## Begin DATASET ROWS

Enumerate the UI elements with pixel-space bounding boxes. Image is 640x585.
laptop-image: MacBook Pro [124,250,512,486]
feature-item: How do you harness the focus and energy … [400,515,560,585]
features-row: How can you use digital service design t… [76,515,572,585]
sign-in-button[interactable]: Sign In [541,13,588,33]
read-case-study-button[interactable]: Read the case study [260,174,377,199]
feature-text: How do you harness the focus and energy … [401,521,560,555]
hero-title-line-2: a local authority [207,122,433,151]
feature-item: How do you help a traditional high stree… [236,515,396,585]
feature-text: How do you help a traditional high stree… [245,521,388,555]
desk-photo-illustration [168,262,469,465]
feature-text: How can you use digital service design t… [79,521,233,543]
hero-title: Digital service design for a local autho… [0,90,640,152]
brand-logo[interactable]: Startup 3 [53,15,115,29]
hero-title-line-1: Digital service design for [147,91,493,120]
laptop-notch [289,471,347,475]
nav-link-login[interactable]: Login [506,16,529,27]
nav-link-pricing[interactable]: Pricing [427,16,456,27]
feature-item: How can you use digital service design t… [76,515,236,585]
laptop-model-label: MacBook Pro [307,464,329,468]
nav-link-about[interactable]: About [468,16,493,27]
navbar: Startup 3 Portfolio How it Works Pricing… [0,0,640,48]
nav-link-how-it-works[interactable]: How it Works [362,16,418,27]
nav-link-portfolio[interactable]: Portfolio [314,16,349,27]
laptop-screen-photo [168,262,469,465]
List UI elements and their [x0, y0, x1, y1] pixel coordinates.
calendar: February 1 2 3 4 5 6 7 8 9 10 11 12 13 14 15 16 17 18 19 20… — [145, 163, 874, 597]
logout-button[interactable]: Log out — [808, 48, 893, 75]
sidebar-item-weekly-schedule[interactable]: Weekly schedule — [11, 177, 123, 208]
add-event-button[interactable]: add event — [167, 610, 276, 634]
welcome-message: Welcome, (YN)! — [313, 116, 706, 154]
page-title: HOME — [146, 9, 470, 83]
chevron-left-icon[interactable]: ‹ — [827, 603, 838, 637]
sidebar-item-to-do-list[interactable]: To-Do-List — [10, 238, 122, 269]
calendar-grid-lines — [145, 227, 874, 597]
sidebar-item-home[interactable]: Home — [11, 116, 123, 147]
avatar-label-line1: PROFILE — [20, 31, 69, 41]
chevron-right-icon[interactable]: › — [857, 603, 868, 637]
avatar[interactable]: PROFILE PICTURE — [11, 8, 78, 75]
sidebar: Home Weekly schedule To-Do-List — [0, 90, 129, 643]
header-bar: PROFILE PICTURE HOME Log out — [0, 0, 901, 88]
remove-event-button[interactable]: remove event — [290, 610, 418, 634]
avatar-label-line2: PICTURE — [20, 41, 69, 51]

## End DATASET ROWS

• _JOB_: Copy out every one of the lines above, keeping each character the same.

• _RESULT_:
Enumerate the UI elements with pixel-space bounding boxes. Image is 640x585.
laptop-image: MacBook Pro [124,250,512,486]
feature-item: How do you harness the focus and energy … [400,515,560,585]
features-row: How can you use digital service design t… [76,515,572,585]
sign-in-button[interactable]: Sign In [541,13,588,33]
read-case-study-button[interactable]: Read the case study [260,174,377,199]
feature-text: How do you harness the focus and energy … [401,521,560,555]
hero-title-line-2: a local authority [207,122,433,151]
feature-item: How do you help a traditional high stree… [236,515,396,585]
feature-text: How do you help a traditional high stree… [245,521,388,555]
desk-photo-illustration [168,262,469,465]
feature-text: How can you use digital service design t… [79,521,233,543]
hero-title: Digital service design for a local autho… [0,90,640,152]
brand-logo[interactable]: Startup 3 [53,15,115,29]
hero-title-line-1: Digital service design for [147,91,493,120]
laptop-notch [289,471,347,475]
nav-link-login[interactable]: Login [506,16,529,27]
nav-link-pricing[interactable]: Pricing [427,16,456,27]
feature-item: How can you use digital service design t… [76,515,236,585]
laptop-model-label: MacBook Pro [307,464,329,468]
nav-link-about[interactable]: About [468,16,493,27]
navbar: Startup 3 Portfolio How it Works Pricing… [0,0,640,48]
nav-link-how-it-works[interactable]: How it Works [362,16,418,27]
nav-link-portfolio[interactable]: Portfolio [314,16,349,27]
laptop-screen-photo [168,262,469,465]
List UI elements and their [x0, y0, x1, y1] pixel coordinates.
calendar: February 1 2 3 4 5 6 7 8 9 10 11 12 13 14 15 16 17 18 19 20… — [145, 163, 874, 597]
logout-button[interactable]: Log out — [808, 48, 893, 75]
sidebar-item-weekly-schedule[interactable]: Weekly schedule — [11, 177, 123, 208]
add-event-button[interactable]: add event — [167, 610, 276, 634]
welcome-message: Welcome, (YN)! — [313, 116, 706, 154]
page-title: HOME — [146, 9, 470, 83]
chevron-left-icon[interactable]: ‹ — [827, 603, 838, 637]
sidebar-item-to-do-list[interactable]: To-Do-List — [10, 238, 122, 269]
calendar-grid-lines — [145, 227, 874, 597]
sidebar-item-home[interactable]: Home — [11, 116, 123, 147]
avatar-label-line1: PROFILE — [20, 31, 69, 41]
chevron-right-icon[interactable]: › — [857, 603, 868, 637]
avatar[interactable]: PROFILE PICTURE — [11, 8, 78, 75]
sidebar: Home Weekly schedule To-Do-List — [0, 90, 129, 643]
header-bar: PROFILE PICTURE HOME Log out — [0, 0, 901, 88]
remove-event-button[interactable]: remove event — [290, 610, 418, 634]
avatar-label-line2: PICTURE — [20, 41, 69, 51]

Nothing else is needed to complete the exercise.